◆ **Instruções**:
A. Reproduza, do texto sobre «Pacifiction», tudo o que vai desde "Benoît Magimel interpreta" até "ocidental do poder.".
B. Traduza para inglês esta frase do texto sobre «Pacifiction»: «Foi o filme do ano para a revista Cahiers Du Cinéma.»
C. Responda com base no texto sobre «Pacifiction»:
(i) Onde pára o submarino francês?
(ii) Além do de Melhor Ator, que outro prémio César o filme ganhou?
(iii) Por que interpretação venceu Benoît Magimel no ano passado?
======== Excerto do texto ========
Benoît Magimel interpreta "De Roller". "Pacifiction" tem o dom — entre outros — de confundir ator e personagem de forma magistral

Um submarino francês pára na Polinésia Francesa. Em terra, na ilha, um Alto Comissário, De Roller (Benoît Magimel), tenta perceber as razões da viagem e vê-se vencido pelos rumores de que a França irá recomeçar os testes nucleares. “Pacifiction”, o mais recente filme do espanhol Albert Serra, resume-se nessas duas frases, mas vê-lo torna-se numa experiência deliciosa sobre a decadência da ideia ocidental do poder.

Foi o filme do ano para a revista Cahiers Du Cinéma. Nos prémios César ganhou Melhor Fotografia e providenciou a Benoît Magimel o feito inédito de ganhar por dois anos consecutivos a estatueta de Melhor Ator (no ano passado venceu pela interpretação em “De Son Vivant”). Magimel, ou De Roller, anda perdido em “Pacifiction”. Ator e personagem confundem-se, ambos andam à procura do seu lugar naquela situação. Enquanto isso acontece, deste lado, o espectador percebe que De Roller não tem qualquer poder e vira barata tonta a congeminar teorias da conspiração e saídas gloriosas de cenários que apenas existem na sua cabeça.
======== Dados registados ========
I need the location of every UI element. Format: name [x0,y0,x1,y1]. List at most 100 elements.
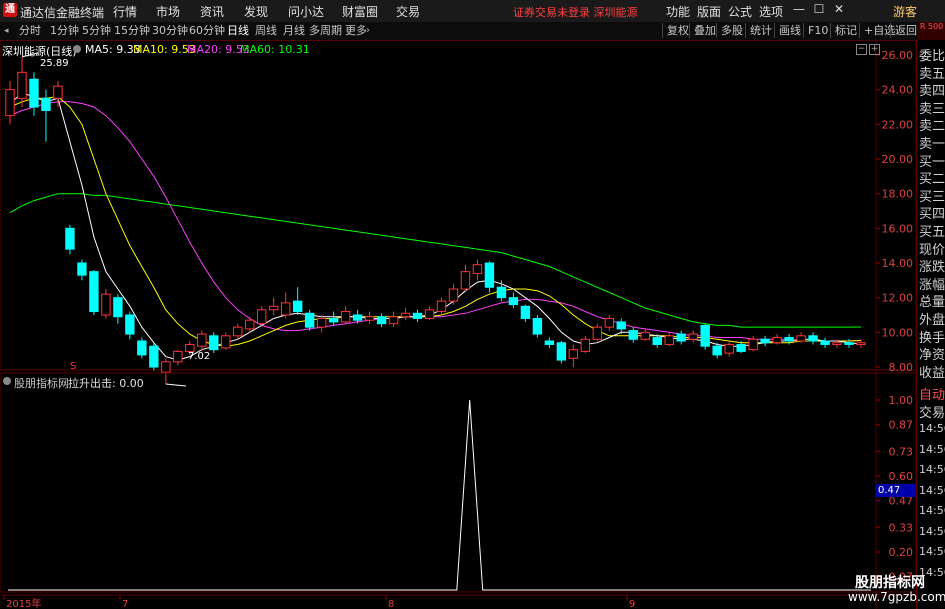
========
◆ **Respostas por ordem**:
A.
Benoît Magimel interpreta "De Roller". "Pacifiction" tem o dom — entre outros — de confundir ator e personagem de forma magistral

Um submarino francês pára na Polinésia Francesa. Em terra, na ilha, um Alto Comissário, De Roller (Benoît Magimel), tenta perceber as razões da viagem e vê-se vencido pelos rumores de que a França irá recomeçar os testes nucleares. “Pacifiction”, o mais recente filme do espanhol Albert Serra, resume-se nessas duas frases, mas vê-lo torna-se numa experiência deliciosa sobre a decadência da ideia ocidental do poder.

B. It was the film of the year for the magazine Cahiers Du Cinéma.

C.
(i) Na Polinésia Francesa.
(ii) Melhor Fotografia.
(iii) Pela interpretação em «De Son Vivant».